[Items listed in a dataset]
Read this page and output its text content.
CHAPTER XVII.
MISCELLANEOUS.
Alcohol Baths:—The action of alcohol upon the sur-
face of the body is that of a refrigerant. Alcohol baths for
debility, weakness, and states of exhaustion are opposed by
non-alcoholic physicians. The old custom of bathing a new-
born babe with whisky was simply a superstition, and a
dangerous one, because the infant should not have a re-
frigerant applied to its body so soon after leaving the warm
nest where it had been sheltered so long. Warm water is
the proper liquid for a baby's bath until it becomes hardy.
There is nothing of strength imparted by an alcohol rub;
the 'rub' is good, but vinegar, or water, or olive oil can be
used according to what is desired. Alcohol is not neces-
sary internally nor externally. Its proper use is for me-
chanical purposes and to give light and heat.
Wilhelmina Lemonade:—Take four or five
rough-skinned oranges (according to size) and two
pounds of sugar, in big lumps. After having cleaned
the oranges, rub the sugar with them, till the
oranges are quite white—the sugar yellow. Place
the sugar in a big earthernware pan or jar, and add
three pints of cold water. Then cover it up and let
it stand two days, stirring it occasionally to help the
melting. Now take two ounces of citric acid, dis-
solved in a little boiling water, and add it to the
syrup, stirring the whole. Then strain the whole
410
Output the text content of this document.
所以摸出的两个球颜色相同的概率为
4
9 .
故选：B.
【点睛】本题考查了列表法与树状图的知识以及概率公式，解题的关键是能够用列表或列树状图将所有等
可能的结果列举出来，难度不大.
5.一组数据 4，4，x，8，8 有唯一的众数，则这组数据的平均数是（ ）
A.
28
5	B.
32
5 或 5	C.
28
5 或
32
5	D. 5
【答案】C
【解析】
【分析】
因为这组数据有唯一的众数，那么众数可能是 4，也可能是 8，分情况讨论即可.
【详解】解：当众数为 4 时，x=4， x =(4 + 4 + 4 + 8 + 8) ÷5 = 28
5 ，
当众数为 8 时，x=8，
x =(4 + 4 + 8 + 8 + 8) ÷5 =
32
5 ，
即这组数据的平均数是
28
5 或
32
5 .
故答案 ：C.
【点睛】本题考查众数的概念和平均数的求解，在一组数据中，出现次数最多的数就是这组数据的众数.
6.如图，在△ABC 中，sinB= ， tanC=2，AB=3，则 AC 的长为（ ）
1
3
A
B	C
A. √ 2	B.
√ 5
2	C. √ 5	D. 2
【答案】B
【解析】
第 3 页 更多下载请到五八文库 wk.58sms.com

TASK REQUIREMENTS –
In the material above, find the lines that contain "stirring" and show them.

THE OUTPUT –
it stand two days, stirring it occasionally to help the
syrup, stirring the whole. Then strain the whole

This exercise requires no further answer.